### Short problem
Write out the lines again, starting at the line that has "Patent image size: (612, 627)." and stopping after the line that has "The gasket 27b is at (258, 378).". Change "cross-sectional" to "sectional" and keep every other word the same.

### Data provided

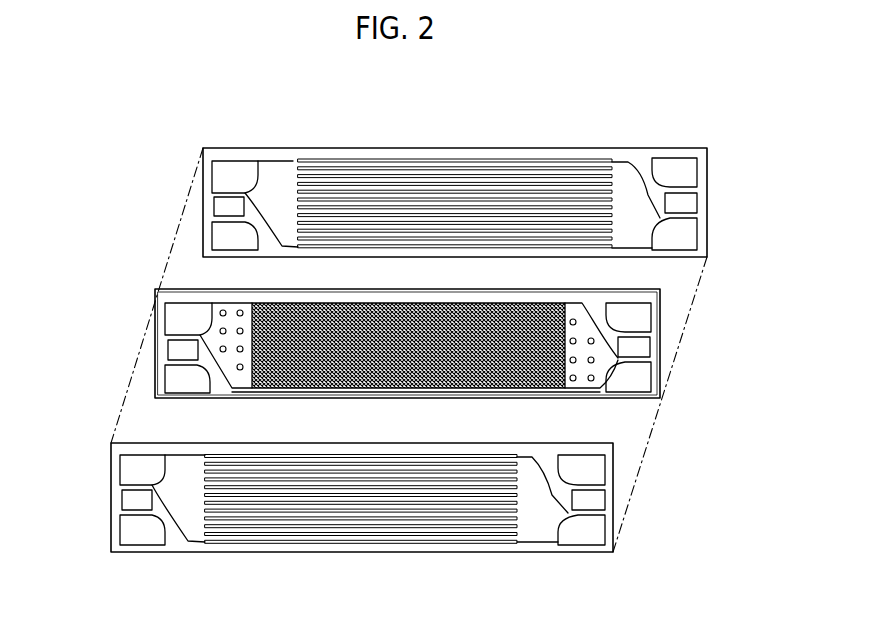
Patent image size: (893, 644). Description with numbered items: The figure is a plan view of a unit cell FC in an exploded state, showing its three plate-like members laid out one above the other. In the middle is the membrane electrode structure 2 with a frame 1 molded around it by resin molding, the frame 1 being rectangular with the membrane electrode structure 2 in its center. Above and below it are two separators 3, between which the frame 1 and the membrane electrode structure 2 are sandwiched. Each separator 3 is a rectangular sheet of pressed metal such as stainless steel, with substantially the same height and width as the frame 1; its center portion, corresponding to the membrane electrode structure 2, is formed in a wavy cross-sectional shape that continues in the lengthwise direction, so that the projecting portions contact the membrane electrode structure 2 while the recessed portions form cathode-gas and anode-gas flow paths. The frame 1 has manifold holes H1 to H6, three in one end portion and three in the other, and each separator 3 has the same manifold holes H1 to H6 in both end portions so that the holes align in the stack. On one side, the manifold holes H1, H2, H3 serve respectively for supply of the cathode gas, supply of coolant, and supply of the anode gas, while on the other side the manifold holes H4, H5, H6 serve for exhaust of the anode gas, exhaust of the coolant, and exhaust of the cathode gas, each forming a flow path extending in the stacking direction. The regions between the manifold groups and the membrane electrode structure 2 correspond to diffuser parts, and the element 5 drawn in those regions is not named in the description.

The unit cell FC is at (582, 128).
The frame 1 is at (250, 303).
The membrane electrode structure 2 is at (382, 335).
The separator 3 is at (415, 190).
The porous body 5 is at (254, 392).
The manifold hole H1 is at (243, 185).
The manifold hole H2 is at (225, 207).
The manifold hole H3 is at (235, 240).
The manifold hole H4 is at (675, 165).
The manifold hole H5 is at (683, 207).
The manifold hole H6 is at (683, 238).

--

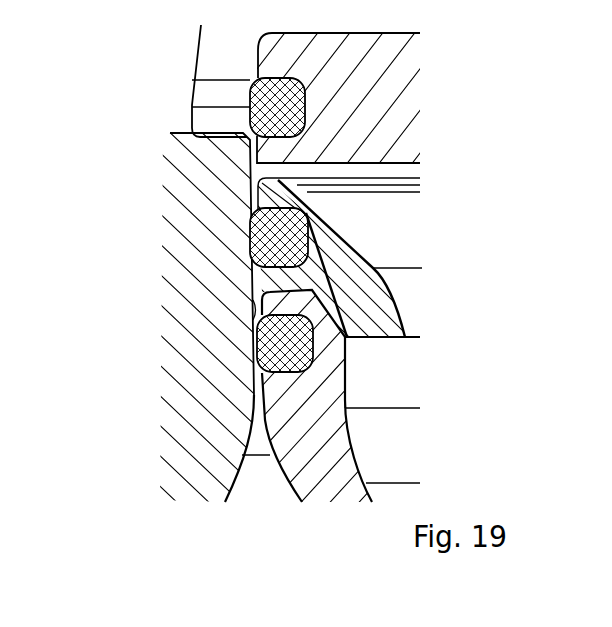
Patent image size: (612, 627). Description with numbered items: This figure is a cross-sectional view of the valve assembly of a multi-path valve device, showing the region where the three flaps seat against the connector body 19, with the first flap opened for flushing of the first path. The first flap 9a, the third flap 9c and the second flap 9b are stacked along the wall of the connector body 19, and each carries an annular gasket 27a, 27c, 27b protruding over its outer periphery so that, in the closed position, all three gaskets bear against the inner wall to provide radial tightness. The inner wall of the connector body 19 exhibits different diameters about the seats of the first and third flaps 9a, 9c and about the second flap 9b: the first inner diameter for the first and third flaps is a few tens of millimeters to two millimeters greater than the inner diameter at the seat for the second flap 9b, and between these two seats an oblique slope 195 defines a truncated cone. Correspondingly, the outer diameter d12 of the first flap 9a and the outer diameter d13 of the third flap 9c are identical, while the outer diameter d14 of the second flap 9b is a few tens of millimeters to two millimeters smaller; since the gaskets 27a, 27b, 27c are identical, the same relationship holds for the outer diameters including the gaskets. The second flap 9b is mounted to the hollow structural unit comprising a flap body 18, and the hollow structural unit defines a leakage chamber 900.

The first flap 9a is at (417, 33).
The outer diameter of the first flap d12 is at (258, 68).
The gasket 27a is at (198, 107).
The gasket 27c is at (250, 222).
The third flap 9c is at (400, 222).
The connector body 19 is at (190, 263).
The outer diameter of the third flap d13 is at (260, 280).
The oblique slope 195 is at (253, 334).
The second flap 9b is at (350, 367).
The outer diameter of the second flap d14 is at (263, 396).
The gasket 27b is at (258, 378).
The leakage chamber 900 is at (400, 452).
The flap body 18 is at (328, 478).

### Written answer
Patent image size: (612, 627). Description with numbered items: This figure is a sectional view of the valve assembly of a multi-path valve device, showing the region where the three flaps seat against the connector body 19, with the first flap opened for flushing of the first path. The first flap 9a, the third flap 9c and the second flap 9b are stacked along the wall of the connector body 19, and each carries an annular gasket 27a, 27c, 27b protruding over its outer periphery so that, in the closed position, all three gaskets bear against the inner wall to provide radial tightness. The inner wall of the connector body 19 exhibits different diameters about the seats of the first and third flaps 9a, 9c and about the second flap 9b: the first inner diameter for the first and third flaps is a few tens of millimeters to two millimeters greater than the inner diameter at the seat for the second flap 9b, and between these two seats an oblique slope 195 defines a truncated cone. Correspondingly, the outer diameter d12 of the first flap 9a and the outer diameter d13 of the third flap 9c are identical, while the outer diameter d14 of the second flap 9b is a few tens of millimeters to two millimeters smaller; since the gaskets 27a, 27b, 27c are identical, the same relationship holds for the outer diameters including the gaskets. The second flap 9b is mounted to the hollow structural unit comprising a flap body 18, and the hollow structural unit defines a leakage chamber 900.

The first flap 9a is at (417, 33).
The outer diameter of the first flap d12 is at (258, 68).
The gasket 27a is at (198, 107).
The gasket 27c is at (250, 222).
The third flap 9c is at (400, 222).
The connector body 19 is at (190, 263).
The outer diameter of the third flap d13 is at (260, 280).
The oblique slope 195 is at (253, 334).
The second flap 9b is at (350, 367).
The outer diameter of the second flap d14 is at (263, 396).
The gasket 27b is at (258, 378).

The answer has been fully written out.